» **Problem details**
Copy all the data exactly, except the pictures.
## start Extracted entries
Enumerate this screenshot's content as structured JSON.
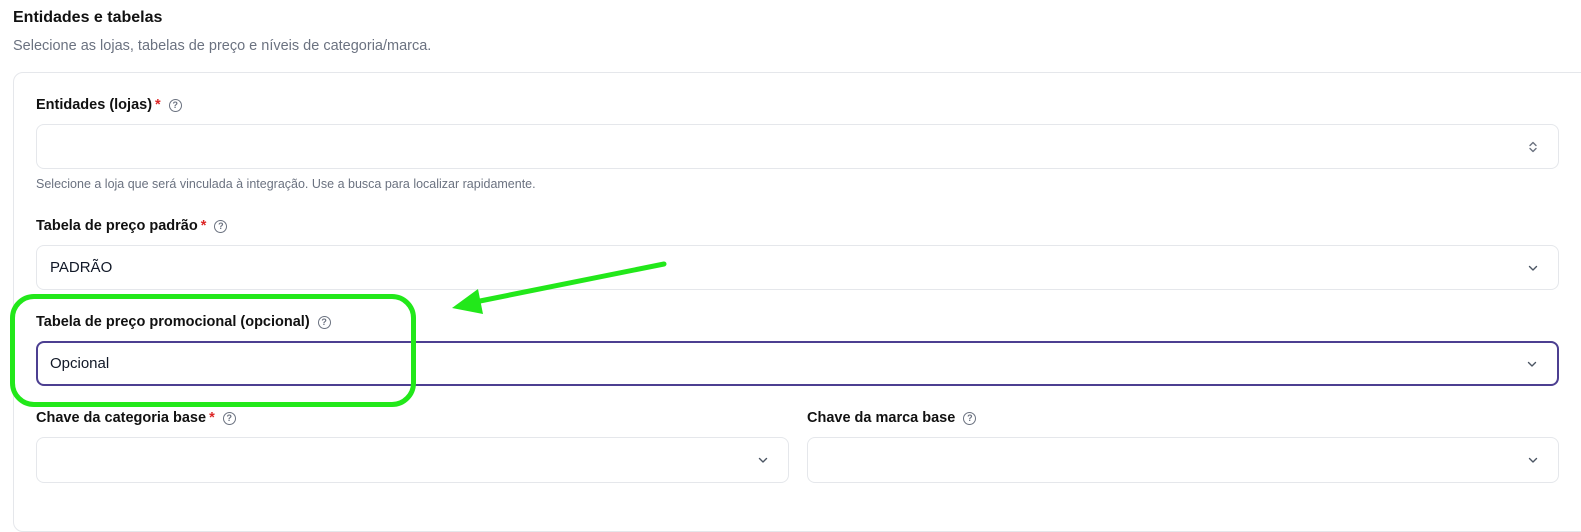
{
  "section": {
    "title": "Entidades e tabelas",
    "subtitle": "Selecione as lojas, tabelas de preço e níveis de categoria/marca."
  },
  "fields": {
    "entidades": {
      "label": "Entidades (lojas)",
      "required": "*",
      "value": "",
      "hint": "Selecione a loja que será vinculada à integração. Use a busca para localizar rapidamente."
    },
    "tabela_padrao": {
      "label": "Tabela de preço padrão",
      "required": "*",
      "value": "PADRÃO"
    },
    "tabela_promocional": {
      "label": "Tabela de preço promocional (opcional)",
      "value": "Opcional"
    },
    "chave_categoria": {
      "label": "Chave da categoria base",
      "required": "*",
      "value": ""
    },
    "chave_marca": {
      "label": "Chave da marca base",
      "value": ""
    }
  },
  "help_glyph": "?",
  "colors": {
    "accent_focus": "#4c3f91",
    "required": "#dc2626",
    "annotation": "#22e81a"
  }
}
## end Extracted entries
» **Output of the task**
Enumerate this screenshot's content as structured JSON.
{
  "section": {
    "title": "Entidades e tabelas",
    "subtitle": "Selecione as lojas, tabelas de preço e níveis de categoria/marca."
  },
  "fields": {
    "entidades": {
      "label": "Entidades (lojas)",
      "required": "*",
      "value": "",
      "hint": "Selecione a loja que será vinculada à integração. Use a busca para localizar rapidamente."
    },
    "tabela_padrao": {
      "label": "Tabela de preço padrão",
      "required": "*",
      "value": "PADRÃO"
    },
    "tabela_promocional": {
      "label": "Tabela de preço promocional (opcional)",
      "value": "Opcional"
    },
    "chave_categoria": {
      "label": "Chave da categoria base",
      "required": "*",
      "value": ""
    },
    "chave_marca": {
      "label": "Chave da marca base",
      "value": ""
    }
  },
  "help_glyph": "?",
  "colors": {
    "accent_focus": "#4c3f91",
    "required": "#dc2626",
    "annotation": "#22e81a"
  }
}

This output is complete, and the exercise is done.